** Begin Extracted material **
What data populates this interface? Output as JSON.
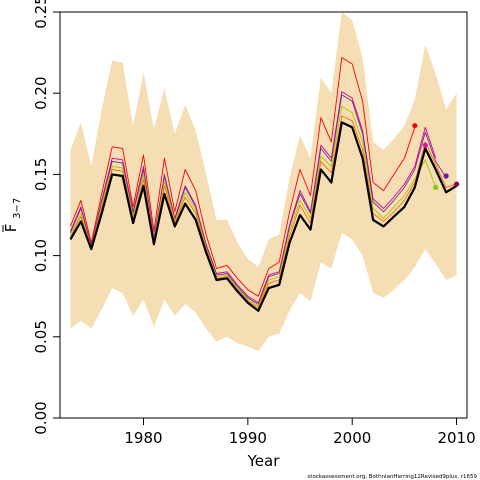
{
  "chart_data": {
    "type": "line",
    "xlabel": "Year",
    "ylabel": "F",
    "ylabel_sub": "3−7",
    "caption": "stockassessment.org, BothnianHerring12Revised9plus, r1659",
    "xlim": [
      1972,
      2011
    ],
    "ylim": [
      0.0,
      0.25
    ],
    "x_ticks": [
      1980,
      1990,
      2000,
      2010
    ],
    "y_ticks": [
      0.0,
      0.05,
      0.1,
      0.15,
      0.2,
      0.25
    ],
    "y_tick_labels": [
      "0.00",
      "0.05",
      "0.10",
      "0.15",
      "0.20",
      "0.25"
    ],
    "years": [
      1973,
      1974,
      1975,
      1976,
      1977,
      1978,
      1979,
      1980,
      1981,
      1982,
      1983,
      1984,
      1985,
      1986,
      1987,
      1988,
      1989,
      1990,
      1991,
      1992,
      1993,
      1994,
      1995,
      1996,
      1997,
      1998,
      1999,
      2000,
      2001,
      2002,
      2003,
      2004,
      2005,
      2006,
      2007,
      2008,
      2009,
      2010
    ],
    "ci_upper": [
      0.165,
      0.182,
      0.155,
      0.19,
      0.22,
      0.219,
      0.18,
      0.213,
      0.178,
      0.203,
      0.175,
      0.193,
      0.177,
      0.15,
      0.122,
      0.122,
      0.108,
      0.098,
      0.093,
      0.11,
      0.113,
      0.148,
      0.174,
      0.16,
      0.21,
      0.2,
      0.25,
      0.245,
      0.222,
      0.17,
      0.165,
      0.172,
      0.18,
      0.196,
      0.23,
      0.212,
      0.19,
      0.2
    ],
    "ci_lower": [
      0.055,
      0.06,
      0.055,
      0.067,
      0.08,
      0.077,
      0.063,
      0.073,
      0.056,
      0.073,
      0.063,
      0.07,
      0.065,
      0.055,
      0.047,
      0.05,
      0.046,
      0.044,
      0.041,
      0.05,
      0.052,
      0.066,
      0.077,
      0.072,
      0.096,
      0.092,
      0.114,
      0.11,
      0.1,
      0.077,
      0.074,
      0.079,
      0.085,
      0.093,
      0.104,
      0.095,
      0.085,
      0.088
    ],
    "series": [
      {
        "color": "#000000",
        "width": 2.2,
        "values": [
          0.11,
          0.121,
          0.104,
          0.126,
          0.15,
          0.149,
          0.12,
          0.143,
          0.107,
          0.138,
          0.118,
          0.132,
          0.122,
          0.102,
          0.085,
          0.086,
          0.078,
          0.071,
          0.066,
          0.08,
          0.082,
          0.108,
          0.125,
          0.116,
          0.153,
          0.145,
          0.182,
          0.179,
          0.16,
          0.122,
          0.118,
          0.124,
          0.13,
          0.142,
          0.166,
          0.153,
          0.139,
          0.143
        ]
      },
      {
        "color": "#ff0000",
        "width": 0.9,
        "values": [
          0.118,
          0.134,
          0.108,
          0.138,
          0.167,
          0.166,
          0.13,
          0.162,
          0.115,
          0.16,
          0.127,
          0.153,
          0.14,
          0.113,
          0.092,
          0.094,
          0.086,
          0.079,
          0.075,
          0.092,
          0.096,
          0.127,
          0.153,
          0.137,
          0.185,
          0.17,
          0.222,
          0.218,
          0.195,
          0.145,
          0.14,
          0.15,
          0.16,
          0.179
        ]
      },
      {
        "color": "#d6008a",
        "width": 0.9,
        "values": [
          0.115,
          0.13,
          0.106,
          0.134,
          0.16,
          0.159,
          0.127,
          0.155,
          0.111,
          0.15,
          0.123,
          0.143,
          0.131,
          0.107,
          0.089,
          0.09,
          0.082,
          0.075,
          0.071,
          0.088,
          0.09,
          0.119,
          0.14,
          0.127,
          0.168,
          0.16,
          0.201,
          0.197,
          0.177,
          0.135,
          0.129,
          0.136,
          0.144,
          0.155,
          0.179,
          0.16
        ]
      },
      {
        "color": "#7030a0",
        "width": 0.9,
        "values": [
          0.114,
          0.129,
          0.106,
          0.133,
          0.158,
          0.157,
          0.126,
          0.153,
          0.11,
          0.149,
          0.122,
          0.142,
          0.13,
          0.106,
          0.088,
          0.089,
          0.081,
          0.074,
          0.07,
          0.087,
          0.089,
          0.118,
          0.138,
          0.126,
          0.166,
          0.158,
          0.199,
          0.195,
          0.175,
          0.133,
          0.127,
          0.134,
          0.142,
          0.153,
          0.176,
          0.158,
          0.148
        ]
      },
      {
        "color": "#a6c800",
        "width": 0.9,
        "values": [
          0.112,
          0.126,
          0.105,
          0.131,
          0.155,
          0.154,
          0.124,
          0.15,
          0.109,
          0.146,
          0.121,
          0.139,
          0.128,
          0.105,
          0.087,
          0.088,
          0.08,
          0.073,
          0.069,
          0.085,
          0.087,
          0.115,
          0.134,
          0.123,
          0.161,
          0.155,
          0.192,
          0.188,
          0.17,
          0.129,
          0.123,
          0.13,
          0.137,
          0.147,
          0.159,
          0.142
        ]
      },
      {
        "color": "#ff6a00",
        "width": 0.9,
        "values": [
          0.111,
          0.124,
          0.105,
          0.129,
          0.153,
          0.152,
          0.122,
          0.147,
          0.108,
          0.143,
          0.12,
          0.136,
          0.126,
          0.104,
          0.086,
          0.087,
          0.079,
          0.072,
          0.068,
          0.083,
          0.085,
          0.112,
          0.131,
          0.12,
          0.158,
          0.151,
          0.186,
          0.183,
          0.165,
          0.126,
          0.121,
          0.127,
          0.134,
          0.145,
          0.17,
          0.156,
          0.142,
          0.144
        ]
      }
    ],
    "endpoints": [
      {
        "x": 2006,
        "y": 0.18,
        "color": "#ff0000"
      },
      {
        "x": 2007,
        "y": 0.168,
        "color": "#e0109a"
      },
      {
        "x": 2008,
        "y": 0.142,
        "color": "#7fcc00"
      },
      {
        "x": 2009,
        "y": 0.149,
        "color": "#6a1aa0"
      },
      {
        "x": 2010,
        "y": 0.144,
        "color": "#8b0050"
      }
    ],
    "ci_color": "#f5deb3",
    "grid": false,
    "legend": "none"
  }
}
** End Extracted material **
(What to produce):
Transcribe the whole listing, character for character, but not its images.

(Expected answer):
What data populates this interface? Output as JSON.
{
  "chart_data": {
    "type": "line",
    "xlabel": "Year",
    "ylabel": "F",
    "ylabel_sub": "3−7",
    "caption": "stockassessment.org, BothnianHerring12Revised9plus, r1659",
    "xlim": [
      1972,
      2011
    ],
    "ylim": [
      0.0,
      0.25
    ],
    "x_ticks": [
      1980,
      1990,
      2000,
      2010
    ],
    "y_ticks": [
      0.0,
      0.05,
      0.1,
      0.15,
      0.2,
      0.25
    ],
    "y_tick_labels": [
      "0.00",
      "0.05",
      "0.10",
      "0.15",
      "0.20",
      "0.25"
    ],
    "years": [
      1973,
      1974,
      1975,
      1976,
      1977,
      1978,
      1979,
      1980,
      1981,
      1982,
      1983,
      1984,
      1985,
      1986,
      1987,
      1988,
      1989,
      1990,
      1991,
      1992,
      1993,
      1994,
      1995,
      1996,
      1997,
      1998,
      1999,
      2000,
      2001,
      2002,
      2003,
      2004,
      2005,
      2006,
      2007,
      2008,
      2009,
      2010
    ],
    "ci_upper": [
      0.165,
      0.182,
      0.155,
      0.19,
      0.22,
      0.219,
      0.18,
      0.213,
      0.178,
      0.203,
      0.175,
      0.193,
      0.177,
      0.15,
      0.122,
      0.122,
      0.108,
      0.098,
      0.093,
      0.11,
      0.113,
      0.148,
      0.174,
      0.16,
      0.21,
      0.2,
      0.25,
      0.245,
      0.222,
      0.17,
      0.165,
      0.172,
      0.18,
      0.196,
      0.23,
      0.212,
      0.19,
      0.2
    ],
    "ci_lower": [
      0.055,
      0.06,
      0.055,
      0.067,
      0.08,
      0.077,
      0.063,
      0.073,
      0.056,
      0.073,
      0.063,
      0.07,
      0.065,
      0.055,
      0.047,
      0.05,
      0.046,
      0.044,
      0.041,
      0.05,
      0.052,
      0.066,
      0.077,
      0.072,
      0.096,
      0.092,
      0.114,
      0.11,
      0.1,
      0.077,
      0.074,
      0.079,
      0.085,
      0.093,
      0.104,
      0.095,
      0.085,
      0.088
    ],
    "series": [
      {
        "color": "#000000",
        "width": 2.2,
        "values": [
          0.11,
          0.121,
          0.104,
          0.126,
          0.15,
          0.149,
          0.12,
          0.143,
          0.107,
          0.138,
          0.118,
          0.132,
          0.122,
          0.102,
          0.085,
          0.086,
          0.078,
          0.071,
          0.066,
          0.08,
          0.082,
          0.108,
          0.125,
          0.116,
          0.153,
          0.145,
          0.182,
          0.179,
          0.16,
          0.122,
          0.118,
          0.124,
          0.13,
          0.142,
          0.166,
          0.153,
          0.139,
          0.143
        ]
      },
      {
        "color": "#ff0000",
        "width": 0.9,
        "values": [
          0.118,
          0.134,
          0.108,
          0.138,
          0.167,
          0.166,
          0.13,
          0.162,
          0.115,
          0.16,
          0.127,
          0.153,
          0.14,
          0.113,
          0.092,
          0.094,
          0.086,
          0.079,
          0.075,
          0.092,
          0.096,
          0.127,
          0.153,
          0.137,
          0.185,
          0.17,
          0.222,
          0.218,
          0.195,
          0.145,
          0.14,
          0.15,
          0.16,
          0.179
        ]
      },
      {
        "color": "#d6008a",
        "width": 0.9,
        "values": [
          0.115,
          0.13,
          0.106,
          0.134,
          0.16,
          0.159,
          0.127,
          0.155,
          0.111,
          0.15,
          0.123,
          0.143,
          0.131,
          0.107,
          0.089,
          0.09,
          0.082,
          0.075,
          0.071,
          0.088,
          0.09,
          0.119,
          0.14,
          0.127,
          0.168,
          0.16,
          0.201,
          0.197,
          0.177,
          0.135,
          0.129,
          0.136,
          0.144,
          0.155,
          0.179,
          0.16
        ]
      },
      {
        "color": "#7030a0",
        "width": 0.9,
        "values": [
          0.114,
          0.129,
          0.106,
          0.133,
          0.158,
          0.157,
          0.126,
          0.153,
          0.11,
          0.149,
          0.122,
          0.142,
          0.13,
          0.106,
          0.088,
          0.089,
          0.081,
          0.074,
          0.07,
          0.087,
          0.089,
          0.118,
          0.138,
          0.126,
          0.166,
          0.158,
          0.199,
          0.195,
          0.175,
          0.133,
          0.127,
          0.134,
          0.142,
          0.153,
          0.176,
          0.158,
          0.148
        ]
      },
      {
        "color": "#a6c800",
        "width": 0.9,
        "values": [
          0.112,
          0.126,
          0.105,
          0.131,
          0.155,
          0.154,
          0.124,
          0.15,
          0.109,
          0.146,
          0.121,
          0.139,
          0.128,
          0.105,
          0.087,
          0.088,
          0.08,
          0.073,
          0.069,
          0.085,
          0.087,
          0.115,
          0.134,
          0.123,
          0.161,
          0.155,
          0.192,
          0.188,
          0.17,
          0.129,
          0.123,
          0.13,
          0.137,
          0.147,
          0.159,
          0.142
        ]
      },
      {
        "color": "#ff6a00",
        "width": 0.9,
        "values": [
          0.111,
          0.124,
          0.105,
          0.129,
          0.153,
          0.152,
          0.122,
          0.147,
          0.108,
          0.143,
          0.12,
          0.136,
          0.126,
          0.104,
          0.086,
          0.087,
          0.079,
          0.072,
          0.068,
          0.083,
          0.085,
          0.112,
          0.131,
          0.12,
          0.158,
          0.151,
          0.186,
          0.183,
          0.165,
          0.126,
          0.121,
          0.127,
          0.134,
          0.145,
          0.17,
          0.156,
          0.142,
          0.144
        ]
      }
    ],
    "endpoints": [
      {
        "x": 2006,
        "y": 0.18,
        "color": "#ff0000"
      },
      {
        "x": 2007,
        "y": 0.168,
        "color": "#e0109a"
      },
      {
        "x": 2008,
        "y": 0.142,
        "color": "#7fcc00"
      },
      {
        "x": 2009,
        "y": 0.149,
        "color": "#6a1aa0"
      },
      {
        "x": 2010,
        "y": 0.144,
        "color": "#8b0050"
      }
    ],
    "ci_color": "#f5deb3",
    "grid": false,
    "legend": "none"
  }
}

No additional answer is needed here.